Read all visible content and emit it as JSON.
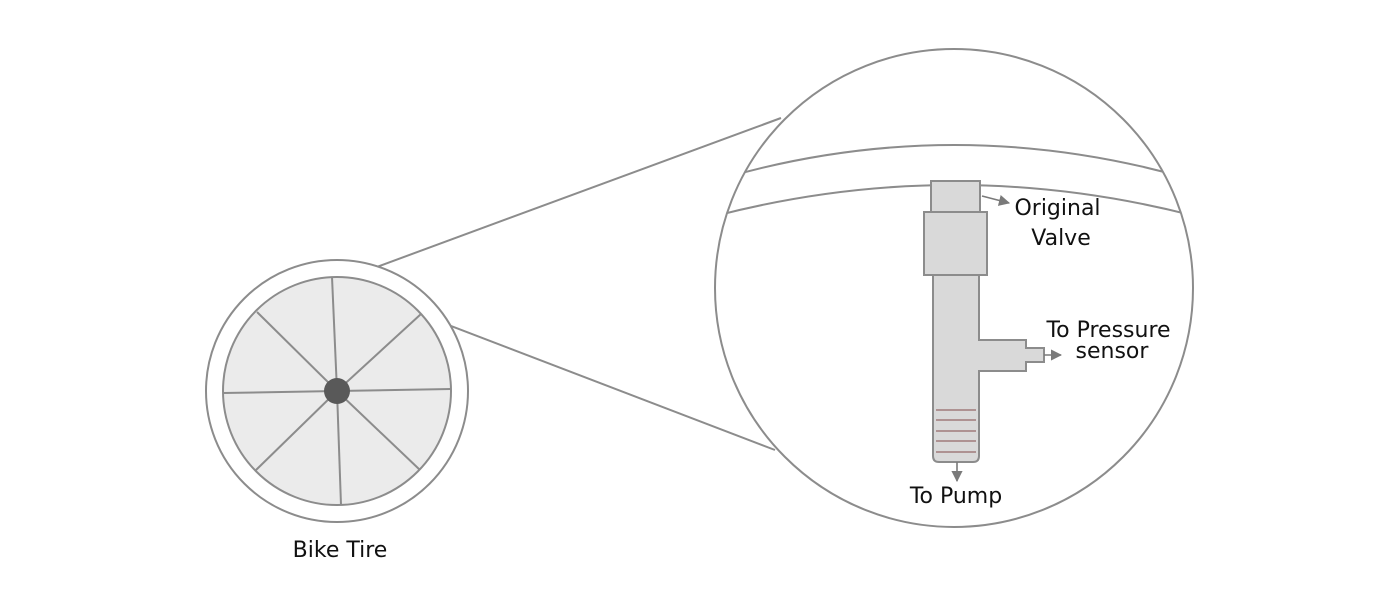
{
  "labels": {
    "tire": "Bike Tire",
    "valve_line1": "Original",
    "valve_line2": "Valve",
    "sensor_line1": "To Pressure",
    "sensor_line2": "sensor",
    "pump": "To Pump"
  },
  "colors": {
    "outline": "#8c8c8c",
    "fill": "#d9d9d9",
    "wheel_fill": "#ebebeb",
    "hub": "#595959",
    "thread": "#a07a7a",
    "text": "#111111"
  },
  "icons": [
    "arrow-right-icon",
    "arrow-down-icon"
  ]
}
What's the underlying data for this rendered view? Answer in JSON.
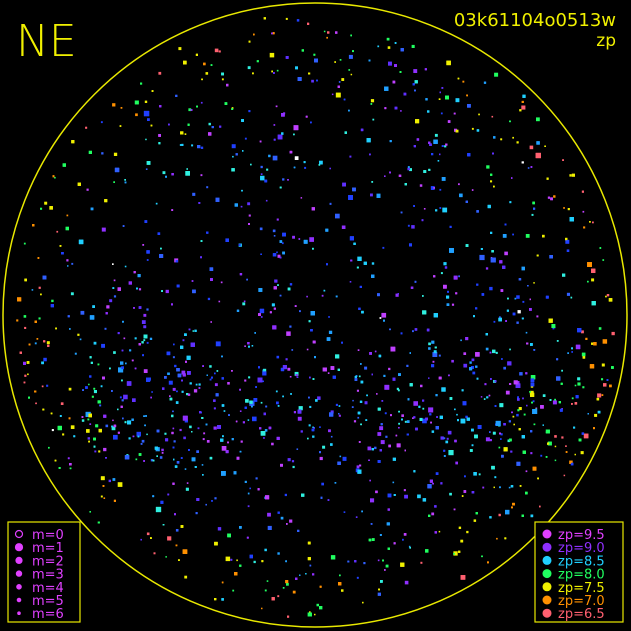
{
  "corner_label": "NE",
  "frame_id": "03k61104o0513w",
  "mode": "zp",
  "magnitude_legend": [
    "m=0",
    "m=1",
    "m=2",
    "m=3",
    "m=4",
    "m=5",
    "m=6"
  ],
  "zp_legend": [
    {
      "label": "zp=9.5",
      "color": "#e040ff"
    },
    {
      "label": "zp=9.0",
      "color": "#9030ff"
    },
    {
      "label": "zp=8.5",
      "color": "#20d0ff"
    },
    {
      "label": "zp=8.0",
      "color": "#20ff60"
    },
    {
      "label": "zp=7.5",
      "color": "#f0f000"
    },
    {
      "label": "zp=7.0",
      "color": "#ff9000"
    },
    {
      "label": "zp=6.5",
      "color": "#ff6070"
    }
  ]
}
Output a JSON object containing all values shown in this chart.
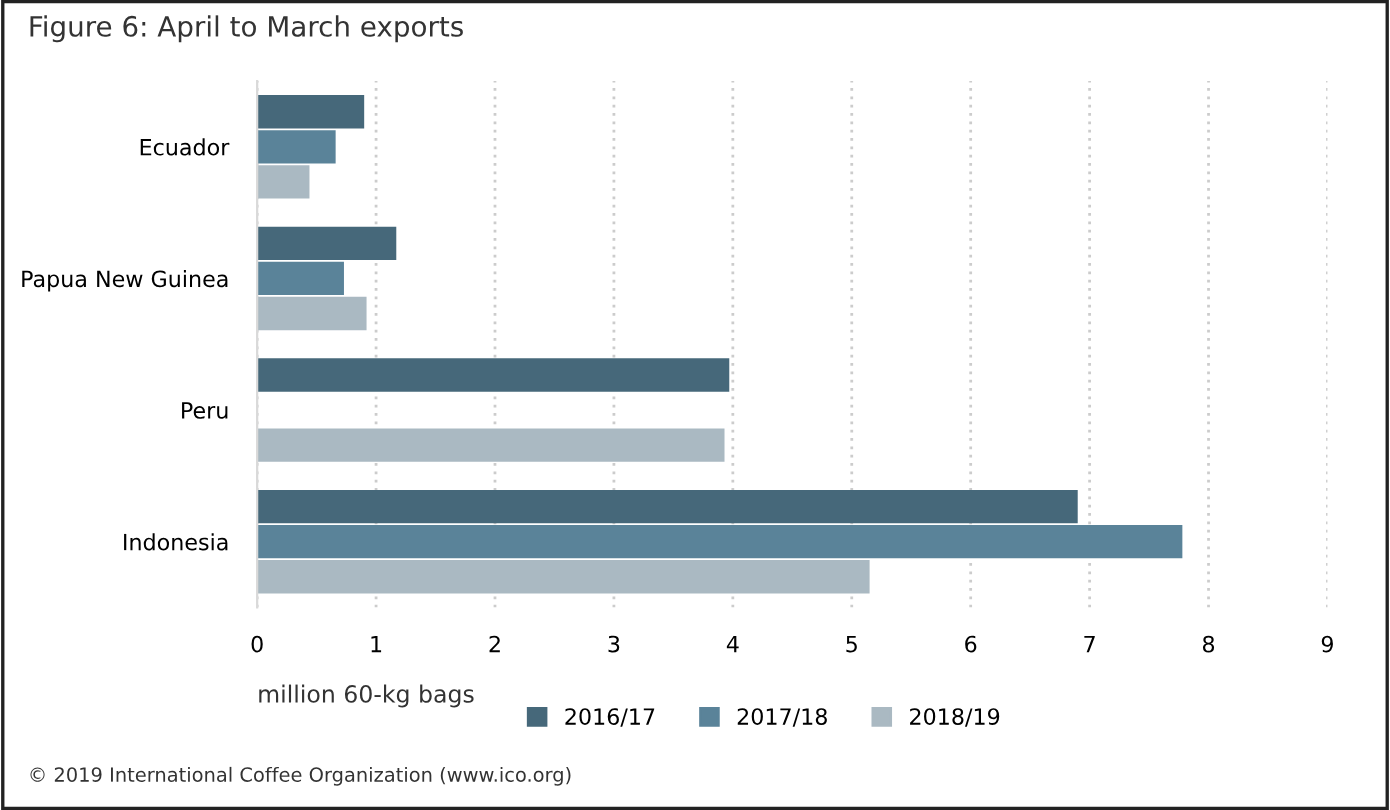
{
  "chart_data": {
    "type": "bar",
    "orientation": "horizontal",
    "title": "Figure 6: April to March exports",
    "xlabel": "million 60-kg bags",
    "categories": [
      "Ecuador",
      "Papua New Guinea",
      "Peru",
      "Indonesia"
    ],
    "series": [
      {
        "name": "2016/17",
        "color": "#46687a",
        "values": [
          0.9,
          1.17,
          3.97,
          6.9
        ]
      },
      {
        "name": "2017/18",
        "color": "#5a8399",
        "values": [
          0.66,
          0.73,
          null,
          7.78
        ]
      },
      {
        "name": "2018/19",
        "color": "#aab9c2",
        "values": [
          0.44,
          0.92,
          3.93,
          5.15
        ]
      }
    ],
    "xlim": [
      0,
      9
    ],
    "xticks": [
      0,
      1,
      2,
      3,
      4,
      5,
      6,
      7,
      8,
      9
    ],
    "grid": "x",
    "legend": "bottom",
    "annotations": [
      "© 2019 International Coffee Organization (www.ico.org)"
    ]
  }
}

┄┄┄┄┄┄┄┄┄┄

Copy exactly the lines from the one containing "Output a JSON" through the last line of the records above, including both, and omit every picture.

Output a JSON object containing all values shown in this chart.
{
  "chart_data": {
    "type": "bar",
    "orientation": "horizontal",
    "title": "Figure 6: April to March exports",
    "xlabel": "million 60-kg bags",
    "categories": [
      "Ecuador",
      "Papua New Guinea",
      "Peru",
      "Indonesia"
    ],
    "series": [
      {
        "name": "2016/17",
        "color": "#46687a",
        "values": [
          0.9,
          1.17,
          3.97,
          6.9
        ]
      },
      {
        "name": "2017/18",
        "color": "#5a8399",
        "values": [
          0.66,
          0.73,
          null,
          7.78
        ]
      },
      {
        "name": "2018/19",
        "color": "#aab9c2",
        "values": [
          0.44,
          0.92,
          3.93,
          5.15
        ]
      }
    ],
    "xlim": [
      0,
      9
    ],
    "xticks": [
      0,
      1,
      2,
      3,
      4,
      5,
      6,
      7,
      8,
      9
    ],
    "grid": "x",
    "legend": "bottom",
    "annotations": [
      "© 2019 International Coffee Organization (www.ico.org)"
    ]
  }
}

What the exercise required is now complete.